■ PROBLEM: Transcribe the full listing below exactly.

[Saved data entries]
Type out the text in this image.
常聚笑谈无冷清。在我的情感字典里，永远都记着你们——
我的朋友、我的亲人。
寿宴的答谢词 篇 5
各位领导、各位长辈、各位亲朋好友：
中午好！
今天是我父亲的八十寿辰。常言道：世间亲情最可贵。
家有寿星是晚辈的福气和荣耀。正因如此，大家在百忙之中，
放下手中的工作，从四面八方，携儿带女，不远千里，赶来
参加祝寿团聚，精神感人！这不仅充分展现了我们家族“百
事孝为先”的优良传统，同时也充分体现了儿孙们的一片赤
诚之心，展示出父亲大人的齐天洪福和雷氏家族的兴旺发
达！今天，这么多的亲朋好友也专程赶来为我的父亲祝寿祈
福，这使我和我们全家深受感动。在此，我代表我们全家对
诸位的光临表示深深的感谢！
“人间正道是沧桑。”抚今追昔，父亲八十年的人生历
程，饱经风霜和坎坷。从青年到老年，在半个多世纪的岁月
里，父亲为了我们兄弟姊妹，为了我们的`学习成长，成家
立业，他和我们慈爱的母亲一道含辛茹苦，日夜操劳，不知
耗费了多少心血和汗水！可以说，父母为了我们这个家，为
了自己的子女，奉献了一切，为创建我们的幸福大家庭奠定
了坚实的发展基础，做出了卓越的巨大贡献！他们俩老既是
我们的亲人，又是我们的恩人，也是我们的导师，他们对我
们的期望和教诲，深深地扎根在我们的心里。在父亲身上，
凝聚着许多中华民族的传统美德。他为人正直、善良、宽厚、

■ THE OUTPUT:
Type out the text in this image.
常聚笑谈无冷清。在我的情感字典里，永远都记着你们——
我的朋友、我的亲人。
寿宴的答谢词 篇 5
各位领导、各位长辈、各位亲朋好友：
中午好！
今天是我父亲的八十寿辰。常言道：世间亲情最可贵。
家有寿星是晚辈的福气和荣耀。正因如此，大家在百忙之中，
放下手中的工作，从四面八方，携儿带女，不远千里，赶来
参加祝寿团聚，精神感人！这不仅充分展现了我们家族“百
事孝为先”的优良传统，同时也充分体现了儿孙们的一片赤
诚之心，展示出父亲大人的齐天洪福和雷氏家族的兴旺发
达！今天，这么多的亲朋好友也专程赶来为我的父亲祝寿祈
福，这使我和我们全家深受感动。在此，我代表我们全家对
诸位的光临表示深深的感谢！
“人间正道是沧桑。”抚今追昔，父亲八十年的人生历
程，饱经风霜和坎坷。从青年到老年，在半个多世纪的岁月
里，父亲为了我们兄弟姊妹，为了我们的`学习成长，成家
立业，他和我们慈爱的母亲一道含辛茹苦，日夜操劳，不知
耗费了多少心血和汗水！可以说，父母为了我们这个家，为
了自己的子女，奉献了一切，为创建我们的幸福大家庭奠定
了坚实的发展基础，做出了卓越的巨大贡献！他们俩老既是
我们的亲人，又是我们的恩人，也是我们的导师，他们对我
们的期望和教诲，深深地扎根在我们的心里。在父亲身上，
凝聚着许多中华民族的传统美德。他为人正直、善良、宽厚、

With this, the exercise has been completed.